• **Records provided**:
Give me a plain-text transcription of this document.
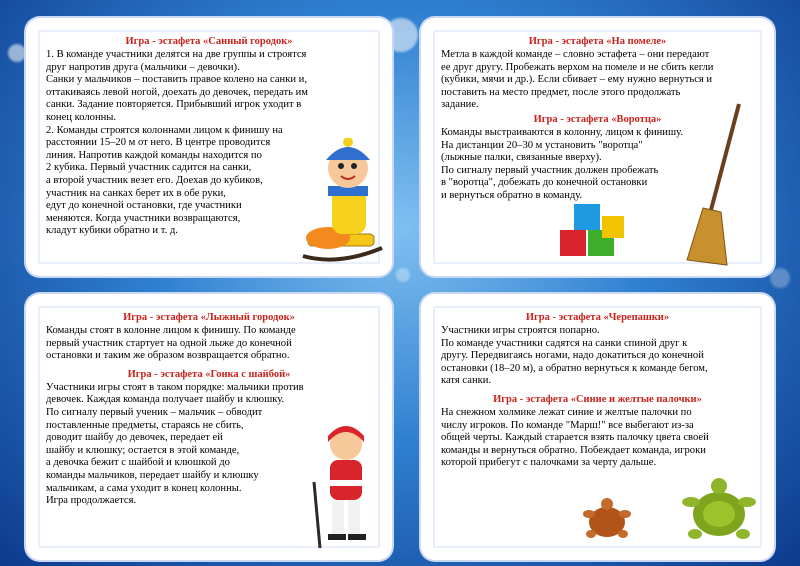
Игра - эстафета «Санный городок»
1. В команде участники делятся на две группы и строятся
друг напротив друга (мальчики – девочки).
Санки у мальчиков – поставить правое колено на санки и,
оттакиваясь левой ногой, доехать до девочек, передать им
санки. Задание повторяется. Прибывший игрок уходит в
конец колонны.
2. Команды строятся колоннами лицом к финишу на
расстоянии 15–20 м от него. В центре проводится
линия. Напротив каждой команды находится по
2 кубика. Первый участник садится на санки,
а второй участник везет его. Доехав до кубиков,
участник на санках берет их в обе руки,
едут до конечной остановки, где участники
меняются. Когда участники возвращаются,
кладут кубики обратно и т. д.
Игра - эстафета «На помеле»
Метла в каждой команде – словно эстафета – они передают
ее друг другу. Пробежать верхом на помеле и не сбить кегли
(кубики, мячи и др.). Если сбивает – ему нужно вернуться и
поставить на место предмет, после этого продолжать
задание.
Игра - эстафета «Воротца»
Команды выстраиваются в колонну, лицом к финишу.
На дистанции 20–30 м установить "воротца"
(лыжные палки, связанные вверху).
По сигналу первый участник должен пробежать
в "воротца", добежать до конечной остановки
и вернуться обратно в команду.
Игра - эстафета «Лыжный городок»
Команды стоят в колонне лицом к финишу. По команде
первый участник стартует на одной лыже до конечной
остановки и таким же образом возвращается обратно.
Игра - эстафета «Гонка с шайбой»
Участники игры стоят в таком порядке: мальчики против
девочек. Каждая команда получает шайбу и клюшку.
По сигналу первый ученик – мальчик – обводит
поставленные предметы, стараясь не сбить,
доводит шайбу до девочек, передает ей
шайбу и клюшку; остается в этой команде,
а девочка бежит с шайбой и клюшкой до
команды мальчиков, передает шайбу и клюшку
мальчикам, а сама уходит в конец колонны.
Игра продолжается.
Игра - эстафета «Черепашки»
Участники игры строятся попарно.
По команде участники садятся на санки спиной друг к
другу. Передвигаясь ногами, надо докатиться до конечной
остановки (18–20 м), а обратно вернуться к команде бегом,
катя санки.
Игра - эстафета «Синие и желтые палочки»
На снежном холмике лежат синие и желтые палочки по
числу игроков. По команде "Марш!" все выбегают из-за
общей черты. Каждый старается взять палочку цвета своей
команды и вернуться обратно. Побеждает команда, игроки
которой прибегут с палочками за черту дальше.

• **Task to complete**: Every entry above needs to be retyped exactly; drop the pictures.

• **Exercise solution**:
Give me a plain-text transcription of this document.
Игра - эстафета «Санный городок»
1. В команде участники делятся на две группы и строятся
друг напротив друга (мальчики – девочки).
Санки у мальчиков – поставить правое колено на санки и,
оттакиваясь левой ногой, доехать до девочек, передать им
санки. Задание повторяется. Прибывший игрок уходит в
конец колонны.
2. Команды строятся колоннами лицом к финишу на
расстоянии 15–20 м от него. В центре проводится
линия. Напротив каждой команды находится по
2 кубика. Первый участник садится на санки,
а второй участник везет его. Доехав до кубиков,
участник на санках берет их в обе руки,
едут до конечной остановки, где участники
меняются. Когда участники возвращаются,
кладут кубики обратно и т. д.
Игра - эстафета «На помеле»
Метла в каждой команде – словно эстафета – они передают
ее друг другу. Пробежать верхом на помеле и не сбить кегли
(кубики, мячи и др.). Если сбивает – ему нужно вернуться и
поставить на место предмет, после этого продолжать
задание.
Игра - эстафета «Воротца»
Команды выстраиваются в колонну, лицом к финишу.
На дистанции 20–30 м установить "воротца"
(лыжные палки, связанные вверху).
По сигналу первый участник должен пробежать
в "воротца", добежать до конечной остановки
и вернуться обратно в команду.
Игра - эстафета «Лыжный городок»
Команды стоят в колонне лицом к финишу. По команде
первый участник стартует на одной лыже до конечной
остановки и таким же образом возвращается обратно.
Игра - эстафета «Гонка с шайбой»
Участники игры стоят в таком порядке: мальчики против
девочек. Каждая команда получает шайбу и клюшку.
По сигналу первый ученик – мальчик – обводит
поставленные предметы, стараясь не сбить,
доводит шайбу до девочек, передает ей
шайбу и клюшку; остается в этой команде,
а девочка бежит с шайбой и клюшкой до
команды мальчиков, передает шайбу и клюшку
мальчикам, а сама уходит в конец колонны.
Игра продолжается.
Игра - эстафета «Черепашки»
Участники игры строятся попарно.
По команде участники садятся на санки спиной друг к
другу. Передвигаясь ногами, надо докатиться до конечной
остановки (18–20 м), а обратно вернуться к команде бегом,
катя санки.
Игра - эстафета «Синие и желтые палочки»
На снежном холмике лежат синие и желтые палочки по
числу игроков. По команде "Марш!" все выбегают из-за
общей черты. Каждый старается взять палочку цвета своей
команды и вернуться обратно. Побеждает команда, игроки
которой прибегут с палочками за черту дальше.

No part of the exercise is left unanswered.